— start of Data —
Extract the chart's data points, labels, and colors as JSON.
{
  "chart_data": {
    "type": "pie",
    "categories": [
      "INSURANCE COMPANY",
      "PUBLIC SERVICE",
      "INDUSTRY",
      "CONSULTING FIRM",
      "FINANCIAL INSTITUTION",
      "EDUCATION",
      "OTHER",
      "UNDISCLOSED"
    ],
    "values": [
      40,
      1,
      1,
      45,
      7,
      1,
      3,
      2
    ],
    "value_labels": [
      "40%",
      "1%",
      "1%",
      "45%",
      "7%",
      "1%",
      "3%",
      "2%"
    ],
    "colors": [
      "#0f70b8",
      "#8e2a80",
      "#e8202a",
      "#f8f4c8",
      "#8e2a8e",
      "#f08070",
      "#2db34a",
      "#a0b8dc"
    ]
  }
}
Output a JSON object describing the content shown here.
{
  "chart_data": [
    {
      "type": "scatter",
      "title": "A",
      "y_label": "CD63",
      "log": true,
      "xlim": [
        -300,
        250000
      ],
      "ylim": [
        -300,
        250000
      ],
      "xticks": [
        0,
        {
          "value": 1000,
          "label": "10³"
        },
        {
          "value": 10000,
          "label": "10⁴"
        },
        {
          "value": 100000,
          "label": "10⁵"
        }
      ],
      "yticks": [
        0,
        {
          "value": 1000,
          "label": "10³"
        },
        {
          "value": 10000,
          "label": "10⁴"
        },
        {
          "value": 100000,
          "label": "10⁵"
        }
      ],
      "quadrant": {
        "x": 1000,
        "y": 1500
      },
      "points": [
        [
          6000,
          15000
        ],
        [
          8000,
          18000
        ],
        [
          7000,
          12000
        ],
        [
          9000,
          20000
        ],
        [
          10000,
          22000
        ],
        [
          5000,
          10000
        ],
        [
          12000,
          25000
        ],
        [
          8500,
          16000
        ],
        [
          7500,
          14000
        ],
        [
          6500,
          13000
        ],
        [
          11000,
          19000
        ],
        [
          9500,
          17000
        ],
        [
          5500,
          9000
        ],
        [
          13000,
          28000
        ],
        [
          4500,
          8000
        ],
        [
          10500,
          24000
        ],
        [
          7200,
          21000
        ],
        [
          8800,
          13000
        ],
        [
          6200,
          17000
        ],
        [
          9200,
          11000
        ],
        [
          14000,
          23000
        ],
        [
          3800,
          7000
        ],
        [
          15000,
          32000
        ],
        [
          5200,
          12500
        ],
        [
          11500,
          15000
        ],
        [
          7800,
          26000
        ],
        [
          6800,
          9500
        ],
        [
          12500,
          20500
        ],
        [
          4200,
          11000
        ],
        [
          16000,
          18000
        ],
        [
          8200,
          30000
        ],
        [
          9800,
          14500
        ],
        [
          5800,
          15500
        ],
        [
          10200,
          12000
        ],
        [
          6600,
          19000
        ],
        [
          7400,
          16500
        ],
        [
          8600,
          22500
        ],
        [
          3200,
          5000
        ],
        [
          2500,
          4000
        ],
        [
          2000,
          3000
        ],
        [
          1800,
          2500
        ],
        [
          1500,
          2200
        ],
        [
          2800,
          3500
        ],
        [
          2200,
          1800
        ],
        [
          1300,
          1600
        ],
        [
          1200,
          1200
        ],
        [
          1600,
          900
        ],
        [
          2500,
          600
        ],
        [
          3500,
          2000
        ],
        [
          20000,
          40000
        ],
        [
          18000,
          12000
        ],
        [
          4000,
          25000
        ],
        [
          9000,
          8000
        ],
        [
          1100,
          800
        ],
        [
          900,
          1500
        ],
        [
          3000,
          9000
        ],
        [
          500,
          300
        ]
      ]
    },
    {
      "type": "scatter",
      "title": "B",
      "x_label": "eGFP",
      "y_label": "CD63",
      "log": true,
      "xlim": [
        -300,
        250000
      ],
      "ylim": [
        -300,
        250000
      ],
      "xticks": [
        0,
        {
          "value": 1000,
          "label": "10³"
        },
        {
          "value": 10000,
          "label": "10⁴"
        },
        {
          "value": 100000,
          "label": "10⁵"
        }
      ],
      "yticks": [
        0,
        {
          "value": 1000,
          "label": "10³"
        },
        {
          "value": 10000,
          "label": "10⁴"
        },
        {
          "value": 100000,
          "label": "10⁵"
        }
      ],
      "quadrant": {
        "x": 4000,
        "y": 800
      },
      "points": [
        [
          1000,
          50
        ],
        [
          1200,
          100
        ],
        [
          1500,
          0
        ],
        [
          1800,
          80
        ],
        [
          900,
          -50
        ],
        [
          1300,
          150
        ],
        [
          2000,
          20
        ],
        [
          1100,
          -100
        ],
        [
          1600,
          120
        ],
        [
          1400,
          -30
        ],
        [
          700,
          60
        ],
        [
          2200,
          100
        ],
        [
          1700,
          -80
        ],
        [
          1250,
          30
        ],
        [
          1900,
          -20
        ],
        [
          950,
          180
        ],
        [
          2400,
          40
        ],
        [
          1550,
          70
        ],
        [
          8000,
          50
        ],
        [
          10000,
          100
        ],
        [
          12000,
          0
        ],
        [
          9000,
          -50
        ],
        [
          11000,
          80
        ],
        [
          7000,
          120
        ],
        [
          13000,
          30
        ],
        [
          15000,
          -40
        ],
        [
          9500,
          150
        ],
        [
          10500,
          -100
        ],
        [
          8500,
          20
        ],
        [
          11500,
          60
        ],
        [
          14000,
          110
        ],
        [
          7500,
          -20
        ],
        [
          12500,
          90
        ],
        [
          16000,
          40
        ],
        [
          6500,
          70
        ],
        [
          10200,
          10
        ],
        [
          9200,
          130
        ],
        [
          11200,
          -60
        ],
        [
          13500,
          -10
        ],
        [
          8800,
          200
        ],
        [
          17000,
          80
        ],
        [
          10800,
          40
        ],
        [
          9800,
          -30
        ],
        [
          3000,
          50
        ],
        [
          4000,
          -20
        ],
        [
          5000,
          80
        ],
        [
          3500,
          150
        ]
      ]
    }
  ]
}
— end of Data —
In the entries above, find each line with the word "JSON" and copy it.

> _Solution_:
Extract the chart's data points, labels, and colors as JSON.
Output a JSON object describing the content shown here.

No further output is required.